- _Direction_
Tally the lines that include "Date". Output the number only.

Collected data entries
■ ■ ■ ■ ■ ■ ■
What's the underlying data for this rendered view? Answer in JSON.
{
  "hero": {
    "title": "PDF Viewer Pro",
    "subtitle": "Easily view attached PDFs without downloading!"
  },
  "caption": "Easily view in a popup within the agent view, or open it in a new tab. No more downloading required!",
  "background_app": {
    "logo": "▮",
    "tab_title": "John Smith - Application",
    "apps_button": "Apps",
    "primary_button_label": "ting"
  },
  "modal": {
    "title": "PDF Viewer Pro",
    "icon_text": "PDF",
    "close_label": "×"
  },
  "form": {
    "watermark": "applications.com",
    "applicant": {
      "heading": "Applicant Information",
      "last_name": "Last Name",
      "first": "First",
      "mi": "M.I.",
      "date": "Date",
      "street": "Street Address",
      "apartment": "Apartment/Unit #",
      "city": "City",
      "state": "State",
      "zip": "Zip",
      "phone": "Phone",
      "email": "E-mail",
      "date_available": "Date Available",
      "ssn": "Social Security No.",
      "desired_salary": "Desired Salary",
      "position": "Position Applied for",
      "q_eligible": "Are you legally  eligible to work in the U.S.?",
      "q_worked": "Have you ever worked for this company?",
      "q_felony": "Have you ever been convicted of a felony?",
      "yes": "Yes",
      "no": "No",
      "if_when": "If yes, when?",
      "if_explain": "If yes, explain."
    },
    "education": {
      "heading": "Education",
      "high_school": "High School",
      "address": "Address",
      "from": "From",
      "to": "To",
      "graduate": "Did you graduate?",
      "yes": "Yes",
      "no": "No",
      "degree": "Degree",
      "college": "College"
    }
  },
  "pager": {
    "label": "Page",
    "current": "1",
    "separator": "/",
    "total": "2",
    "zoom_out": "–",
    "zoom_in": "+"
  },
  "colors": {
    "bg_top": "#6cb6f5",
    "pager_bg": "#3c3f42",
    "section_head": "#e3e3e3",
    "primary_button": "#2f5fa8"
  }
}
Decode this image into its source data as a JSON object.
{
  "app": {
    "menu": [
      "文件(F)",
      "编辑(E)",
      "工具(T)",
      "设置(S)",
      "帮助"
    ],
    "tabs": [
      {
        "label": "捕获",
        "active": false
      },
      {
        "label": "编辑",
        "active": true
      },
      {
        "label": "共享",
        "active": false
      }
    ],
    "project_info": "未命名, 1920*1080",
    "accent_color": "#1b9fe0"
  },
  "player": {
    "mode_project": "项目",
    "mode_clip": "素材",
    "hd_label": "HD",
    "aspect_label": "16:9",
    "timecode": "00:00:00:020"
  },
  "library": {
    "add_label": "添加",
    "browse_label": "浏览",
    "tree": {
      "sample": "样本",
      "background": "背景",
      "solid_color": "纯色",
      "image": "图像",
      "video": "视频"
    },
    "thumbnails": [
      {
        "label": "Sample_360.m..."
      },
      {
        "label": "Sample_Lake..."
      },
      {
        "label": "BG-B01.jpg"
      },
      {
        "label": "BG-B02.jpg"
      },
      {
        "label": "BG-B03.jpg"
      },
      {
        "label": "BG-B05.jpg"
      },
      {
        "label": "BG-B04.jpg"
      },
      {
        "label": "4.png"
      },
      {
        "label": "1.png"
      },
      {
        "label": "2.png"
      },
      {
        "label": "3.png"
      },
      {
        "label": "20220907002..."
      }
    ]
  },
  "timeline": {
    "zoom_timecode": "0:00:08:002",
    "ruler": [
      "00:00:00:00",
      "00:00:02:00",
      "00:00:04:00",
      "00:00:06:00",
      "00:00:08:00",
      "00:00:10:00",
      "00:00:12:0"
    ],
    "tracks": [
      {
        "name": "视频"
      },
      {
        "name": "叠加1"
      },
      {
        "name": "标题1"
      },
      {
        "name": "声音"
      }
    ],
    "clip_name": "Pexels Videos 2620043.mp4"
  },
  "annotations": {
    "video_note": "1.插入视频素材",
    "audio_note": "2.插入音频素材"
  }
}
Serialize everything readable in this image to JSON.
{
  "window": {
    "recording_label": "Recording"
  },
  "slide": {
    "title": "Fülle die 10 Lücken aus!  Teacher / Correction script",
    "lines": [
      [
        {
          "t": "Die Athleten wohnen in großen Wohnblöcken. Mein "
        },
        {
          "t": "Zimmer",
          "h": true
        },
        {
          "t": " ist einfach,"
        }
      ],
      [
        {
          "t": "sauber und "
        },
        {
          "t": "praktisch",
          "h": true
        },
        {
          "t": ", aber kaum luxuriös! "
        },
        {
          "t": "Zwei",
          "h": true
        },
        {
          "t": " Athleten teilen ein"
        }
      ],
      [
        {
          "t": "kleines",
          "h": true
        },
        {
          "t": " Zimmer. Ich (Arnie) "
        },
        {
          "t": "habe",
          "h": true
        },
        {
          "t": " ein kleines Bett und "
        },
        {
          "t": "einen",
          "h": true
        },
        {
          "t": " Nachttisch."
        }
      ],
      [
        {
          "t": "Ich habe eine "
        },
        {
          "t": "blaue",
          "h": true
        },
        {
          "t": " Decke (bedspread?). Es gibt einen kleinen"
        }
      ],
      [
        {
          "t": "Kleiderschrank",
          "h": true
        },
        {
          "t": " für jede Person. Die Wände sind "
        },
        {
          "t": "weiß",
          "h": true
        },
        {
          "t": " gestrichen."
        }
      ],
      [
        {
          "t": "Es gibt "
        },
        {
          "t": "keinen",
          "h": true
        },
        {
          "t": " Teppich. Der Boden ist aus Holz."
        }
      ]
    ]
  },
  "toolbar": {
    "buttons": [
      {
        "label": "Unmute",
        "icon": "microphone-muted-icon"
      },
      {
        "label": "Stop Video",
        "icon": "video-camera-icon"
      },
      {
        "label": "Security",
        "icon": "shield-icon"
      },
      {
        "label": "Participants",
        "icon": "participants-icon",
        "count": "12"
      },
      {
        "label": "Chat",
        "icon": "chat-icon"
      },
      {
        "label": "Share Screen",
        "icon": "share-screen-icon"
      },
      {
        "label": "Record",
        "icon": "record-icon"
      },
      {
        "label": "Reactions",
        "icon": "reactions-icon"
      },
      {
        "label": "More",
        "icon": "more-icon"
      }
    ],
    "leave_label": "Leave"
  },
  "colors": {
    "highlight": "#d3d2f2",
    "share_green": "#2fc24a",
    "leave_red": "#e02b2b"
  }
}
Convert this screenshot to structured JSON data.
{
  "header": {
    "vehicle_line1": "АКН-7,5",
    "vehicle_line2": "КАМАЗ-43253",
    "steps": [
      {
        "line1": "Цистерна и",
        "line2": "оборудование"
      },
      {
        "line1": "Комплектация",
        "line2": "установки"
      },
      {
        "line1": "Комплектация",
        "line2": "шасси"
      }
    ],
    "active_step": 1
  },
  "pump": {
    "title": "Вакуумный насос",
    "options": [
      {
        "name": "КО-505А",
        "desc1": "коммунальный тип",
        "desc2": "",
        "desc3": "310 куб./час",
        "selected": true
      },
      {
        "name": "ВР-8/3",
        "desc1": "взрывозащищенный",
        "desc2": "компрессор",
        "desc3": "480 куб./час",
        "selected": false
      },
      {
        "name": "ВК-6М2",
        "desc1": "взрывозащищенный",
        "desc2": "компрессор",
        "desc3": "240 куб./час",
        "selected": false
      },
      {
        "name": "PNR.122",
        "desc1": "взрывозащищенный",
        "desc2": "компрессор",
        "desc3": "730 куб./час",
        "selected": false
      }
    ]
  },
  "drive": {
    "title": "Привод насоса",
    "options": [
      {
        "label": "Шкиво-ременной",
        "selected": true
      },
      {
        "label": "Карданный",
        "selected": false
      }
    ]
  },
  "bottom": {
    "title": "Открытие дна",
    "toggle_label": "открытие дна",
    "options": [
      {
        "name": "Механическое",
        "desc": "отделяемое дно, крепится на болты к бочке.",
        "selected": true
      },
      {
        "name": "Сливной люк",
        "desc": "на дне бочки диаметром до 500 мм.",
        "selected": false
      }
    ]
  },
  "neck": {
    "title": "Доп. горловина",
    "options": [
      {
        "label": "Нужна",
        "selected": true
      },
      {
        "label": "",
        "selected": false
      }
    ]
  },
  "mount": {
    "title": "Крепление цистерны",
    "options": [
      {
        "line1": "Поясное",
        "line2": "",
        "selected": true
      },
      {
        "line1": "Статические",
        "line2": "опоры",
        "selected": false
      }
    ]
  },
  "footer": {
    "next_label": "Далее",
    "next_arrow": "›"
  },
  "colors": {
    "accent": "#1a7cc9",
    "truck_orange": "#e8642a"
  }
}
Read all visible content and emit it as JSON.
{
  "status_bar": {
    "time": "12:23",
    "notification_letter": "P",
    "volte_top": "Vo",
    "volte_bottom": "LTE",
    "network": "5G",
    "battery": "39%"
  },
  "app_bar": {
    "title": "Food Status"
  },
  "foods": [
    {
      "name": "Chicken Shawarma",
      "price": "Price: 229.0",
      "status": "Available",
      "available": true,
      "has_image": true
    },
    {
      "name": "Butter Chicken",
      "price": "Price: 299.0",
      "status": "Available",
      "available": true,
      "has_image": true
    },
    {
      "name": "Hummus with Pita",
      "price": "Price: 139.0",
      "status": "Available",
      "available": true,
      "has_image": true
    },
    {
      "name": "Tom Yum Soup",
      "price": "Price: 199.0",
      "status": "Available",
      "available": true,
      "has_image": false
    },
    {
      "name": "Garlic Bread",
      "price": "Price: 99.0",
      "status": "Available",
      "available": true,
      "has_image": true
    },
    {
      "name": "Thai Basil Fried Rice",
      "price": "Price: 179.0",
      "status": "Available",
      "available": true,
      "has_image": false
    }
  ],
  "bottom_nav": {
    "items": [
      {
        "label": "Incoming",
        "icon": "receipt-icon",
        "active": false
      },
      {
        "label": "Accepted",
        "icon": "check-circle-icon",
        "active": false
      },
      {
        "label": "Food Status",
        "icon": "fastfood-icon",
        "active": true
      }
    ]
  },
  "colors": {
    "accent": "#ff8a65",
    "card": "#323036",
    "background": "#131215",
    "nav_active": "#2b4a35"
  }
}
■ ■ ■ ■ ■ ■ ■
- _Finished answer_
2